**TASK TO COMPLETE**: Read the data and repeat it in full, exactly.

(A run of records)
BEGIN

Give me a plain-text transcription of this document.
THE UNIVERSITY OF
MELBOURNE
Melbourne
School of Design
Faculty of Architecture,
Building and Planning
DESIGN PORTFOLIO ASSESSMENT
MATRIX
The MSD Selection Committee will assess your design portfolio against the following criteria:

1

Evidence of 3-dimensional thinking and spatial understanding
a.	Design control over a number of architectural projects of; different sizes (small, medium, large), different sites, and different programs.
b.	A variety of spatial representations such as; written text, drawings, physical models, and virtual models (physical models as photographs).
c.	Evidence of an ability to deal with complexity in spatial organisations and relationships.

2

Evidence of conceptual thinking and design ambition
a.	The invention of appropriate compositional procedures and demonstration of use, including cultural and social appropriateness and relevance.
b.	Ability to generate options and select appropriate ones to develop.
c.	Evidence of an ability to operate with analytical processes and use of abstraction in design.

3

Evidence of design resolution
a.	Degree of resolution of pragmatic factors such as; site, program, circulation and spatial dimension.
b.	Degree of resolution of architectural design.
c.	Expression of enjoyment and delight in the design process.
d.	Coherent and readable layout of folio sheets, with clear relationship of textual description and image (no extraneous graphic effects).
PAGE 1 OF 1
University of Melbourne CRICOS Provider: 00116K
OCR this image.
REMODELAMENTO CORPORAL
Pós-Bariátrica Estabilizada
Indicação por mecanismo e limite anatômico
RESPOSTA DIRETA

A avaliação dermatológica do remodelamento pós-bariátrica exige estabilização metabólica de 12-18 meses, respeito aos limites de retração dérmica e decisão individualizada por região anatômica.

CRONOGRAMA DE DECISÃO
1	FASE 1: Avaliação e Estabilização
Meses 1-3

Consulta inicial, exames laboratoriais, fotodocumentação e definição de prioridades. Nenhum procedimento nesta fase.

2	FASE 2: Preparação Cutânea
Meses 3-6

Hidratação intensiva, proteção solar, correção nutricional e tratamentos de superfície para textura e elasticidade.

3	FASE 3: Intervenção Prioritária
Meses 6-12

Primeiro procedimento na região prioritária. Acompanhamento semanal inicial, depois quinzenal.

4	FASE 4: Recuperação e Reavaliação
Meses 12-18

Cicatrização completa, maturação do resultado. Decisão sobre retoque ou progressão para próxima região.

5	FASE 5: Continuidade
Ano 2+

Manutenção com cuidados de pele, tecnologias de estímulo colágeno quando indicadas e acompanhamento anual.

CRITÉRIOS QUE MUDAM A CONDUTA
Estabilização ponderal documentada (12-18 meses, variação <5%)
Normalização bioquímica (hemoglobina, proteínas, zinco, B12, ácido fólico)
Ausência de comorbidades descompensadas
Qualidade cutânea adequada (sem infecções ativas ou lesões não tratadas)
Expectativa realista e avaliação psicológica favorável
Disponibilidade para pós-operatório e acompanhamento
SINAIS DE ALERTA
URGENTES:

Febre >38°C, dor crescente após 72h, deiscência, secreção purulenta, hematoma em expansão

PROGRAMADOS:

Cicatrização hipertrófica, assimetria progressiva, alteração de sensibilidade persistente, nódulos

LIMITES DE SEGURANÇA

END

**FINISHED ANSWER**:
Give me a plain-text transcription of this document.
THE UNIVERSITY OF
MELBOURNE
Melbourne
School of Design
Faculty of Architecture,
Building and Planning
DESIGN PORTFOLIO ASSESSMENT
MATRIX
The MSD Selection Committee will assess your design portfolio against the following criteria:

1

Evidence of 3-dimensional thinking and spatial understanding
a.	Design control over a number of architectural projects of; different sizes (small, medium, large), different sites, and different programs.
b.	A variety of spatial representations such as; written text, drawings, physical models, and virtual models (physical models as photographs).
c.	Evidence of an ability to deal with complexity in spatial organisations and relationships.

2

Evidence of conceptual thinking and design ambition
a.	The invention of appropriate compositional procedures and demonstration of use, including cultural and social appropriateness and relevance.
b.	Ability to generate options and select appropriate ones to develop.
c.	Evidence of an ability to operate with analytical processes and use of abstraction in design.

3

Evidence of design resolution
a.	Degree of resolution of pragmatic factors such as; site, program, circulation and spatial dimension.
b.	Degree of resolution of architectural design.
c.	Expression of enjoyment and delight in the design process.
d.	Coherent and readable layout of folio sheets, with clear relationship of textual description and image (no extraneous graphic effects).
PAGE 1 OF 1
University of Melbourne CRICOS Provider: 00116K
OCR this image.
REMODELAMENTO CORPORAL
Pós-Bariátrica Estabilizada
Indicação por mecanismo e limite anatômico
RESPOSTA DIRETA

A avaliação dermatológica do remodelamento pós-bariátrica exige estabilização metabólica de 12-18 meses, respeito aos limites de retração dérmica e decisão individualizada por região anatômica.

CRONOGRAMA DE DECISÃO
1	FASE 1: Avaliação e Estabilização
Meses 1-3

Consulta inicial, exames laboratoriais, fotodocumentação e definição de prioridades. Nenhum procedimento nesta fase.

2	FASE 2: Preparação Cutânea
Meses 3-6

Hidratação intensiva, proteção solar, correção nutricional e tratamentos de superfície para textura e elasticidade.

3	FASE 3: Intervenção Prioritária
Meses 6-12

Primeiro procedimento na região prioritária. Acompanhamento semanal inicial, depois quinzenal.

4	FASE 4: Recuperação e Reavaliação
Meses 12-18

Cicatrização completa, maturação do resultado. Decisão sobre retoque ou progressão para próxima região.

5	FASE 5: Continuidade
Ano 2+

Manutenção com cuidados de pele, tecnologias de estímulo colágeno quando indicadas e acompanhamento anual.

CRITÉRIOS QUE MUDAM A CONDUTA
Estabilização ponderal documentada (12-18 meses, variação <5%)
Normalização bioquímica (hemoglobina, proteínas, zinco, B12, ácido fólico)
Ausência de comorbidades descompensadas
Qualidade cutânea adequada (sem infecções ativas ou lesões não tratadas)
Expectativa realista e avaliação psicológica favorável
Disponibilidade para pós-operatório e acompanhamento
SINAIS DE ALERTA
URGENTES:

Febre >38°C, dor crescente após 72h, deiscência, secreção purulenta, hematoma em expansão

PROGRAMADOS:

Cicatrização hipertrófica, assimetria progressiva, alteração de sensibilidade persistente, nódulos

LIMITES DE SEGURANÇA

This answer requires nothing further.